■ **Work required**: Reproduce exactly the line in which "Parse this screenshot: output" occurs and all the lines after it, ending with the last line.

■ **Material for the task**:

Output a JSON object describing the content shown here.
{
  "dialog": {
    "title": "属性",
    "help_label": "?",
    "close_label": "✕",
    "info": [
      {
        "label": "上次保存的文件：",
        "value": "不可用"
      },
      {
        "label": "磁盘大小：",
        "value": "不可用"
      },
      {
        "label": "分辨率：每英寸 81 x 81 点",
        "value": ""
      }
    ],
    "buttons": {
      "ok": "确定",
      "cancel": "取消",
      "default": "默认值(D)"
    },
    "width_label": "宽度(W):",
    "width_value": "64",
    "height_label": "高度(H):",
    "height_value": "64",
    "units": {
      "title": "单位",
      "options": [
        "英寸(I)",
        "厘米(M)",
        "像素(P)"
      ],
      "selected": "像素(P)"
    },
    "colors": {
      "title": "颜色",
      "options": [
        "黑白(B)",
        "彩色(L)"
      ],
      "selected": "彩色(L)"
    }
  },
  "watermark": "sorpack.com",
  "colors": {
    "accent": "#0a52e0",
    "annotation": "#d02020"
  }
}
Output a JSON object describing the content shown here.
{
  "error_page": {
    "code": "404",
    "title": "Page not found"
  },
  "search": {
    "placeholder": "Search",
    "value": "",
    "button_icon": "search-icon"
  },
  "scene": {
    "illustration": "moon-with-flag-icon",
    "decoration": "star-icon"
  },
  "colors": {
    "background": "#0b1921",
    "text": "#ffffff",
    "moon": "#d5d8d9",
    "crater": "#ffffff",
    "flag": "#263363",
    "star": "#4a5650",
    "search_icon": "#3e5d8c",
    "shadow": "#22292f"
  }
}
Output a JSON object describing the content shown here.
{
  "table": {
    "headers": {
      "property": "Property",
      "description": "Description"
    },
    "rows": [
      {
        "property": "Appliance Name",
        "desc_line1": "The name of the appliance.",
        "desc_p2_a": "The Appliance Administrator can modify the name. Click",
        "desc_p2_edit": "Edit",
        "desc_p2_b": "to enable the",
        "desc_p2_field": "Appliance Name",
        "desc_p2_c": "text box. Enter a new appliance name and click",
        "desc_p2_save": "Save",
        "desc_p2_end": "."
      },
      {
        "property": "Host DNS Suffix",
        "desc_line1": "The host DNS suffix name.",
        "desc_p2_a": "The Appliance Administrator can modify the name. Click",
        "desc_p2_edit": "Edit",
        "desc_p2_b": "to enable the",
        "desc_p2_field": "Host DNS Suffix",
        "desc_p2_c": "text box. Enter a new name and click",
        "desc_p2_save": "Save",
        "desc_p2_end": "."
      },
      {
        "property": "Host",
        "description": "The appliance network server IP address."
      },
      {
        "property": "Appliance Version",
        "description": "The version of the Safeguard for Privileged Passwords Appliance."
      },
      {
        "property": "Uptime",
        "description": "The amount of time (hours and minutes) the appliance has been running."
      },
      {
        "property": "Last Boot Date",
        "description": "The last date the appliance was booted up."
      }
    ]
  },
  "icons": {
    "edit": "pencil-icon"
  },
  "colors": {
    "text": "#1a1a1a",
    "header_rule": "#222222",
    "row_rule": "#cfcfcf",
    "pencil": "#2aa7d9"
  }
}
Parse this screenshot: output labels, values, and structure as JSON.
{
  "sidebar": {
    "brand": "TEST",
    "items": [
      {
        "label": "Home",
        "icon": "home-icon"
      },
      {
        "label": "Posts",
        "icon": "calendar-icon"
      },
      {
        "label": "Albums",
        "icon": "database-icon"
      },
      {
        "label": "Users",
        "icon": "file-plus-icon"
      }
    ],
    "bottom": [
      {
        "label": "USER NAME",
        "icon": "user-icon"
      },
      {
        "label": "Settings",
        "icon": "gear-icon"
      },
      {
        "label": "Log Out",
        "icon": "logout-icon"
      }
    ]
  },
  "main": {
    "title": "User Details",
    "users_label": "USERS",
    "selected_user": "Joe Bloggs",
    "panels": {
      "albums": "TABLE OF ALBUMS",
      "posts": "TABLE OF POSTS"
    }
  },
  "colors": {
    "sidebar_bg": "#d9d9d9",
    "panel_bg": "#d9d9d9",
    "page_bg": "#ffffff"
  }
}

■ **Finished answer**:
Parse this screenshot: output labels, values, and structure as JSON.
{
  "sidebar": {
    "brand": "TEST",
    "items": [
      {
        "label": "Home",
        "icon": "home-icon"
      },
      {
        "label": "Posts",
        "icon": "calendar-icon"
      },
      {
        "label": "Albums",
        "icon": "database-icon"
      },
      {
        "label": "Users",
        "icon": "file-plus-icon"
      }
    ],
    "bottom": [
      {
        "label": "USER NAME",
        "icon": "user-icon"
      },
      {
        "label": "Settings",
        "icon": "gear-icon"
      },
      {
        "label": "Log Out",
        "icon": "logout-icon"
      }
    ]
  },
  "main": {
    "title": "User Details",
    "users_label": "USERS",
    "selected_user": "Joe Bloggs",
    "panels": {
      "albums": "TABLE OF ALBUMS",
      "posts": "TABLE OF POSTS"
    }
  },
  "colors": {
    "sidebar_bg": "#d9d9d9",
    "panel_bg": "#d9d9d9",
    "page_bg": "#ffffff"
  }
}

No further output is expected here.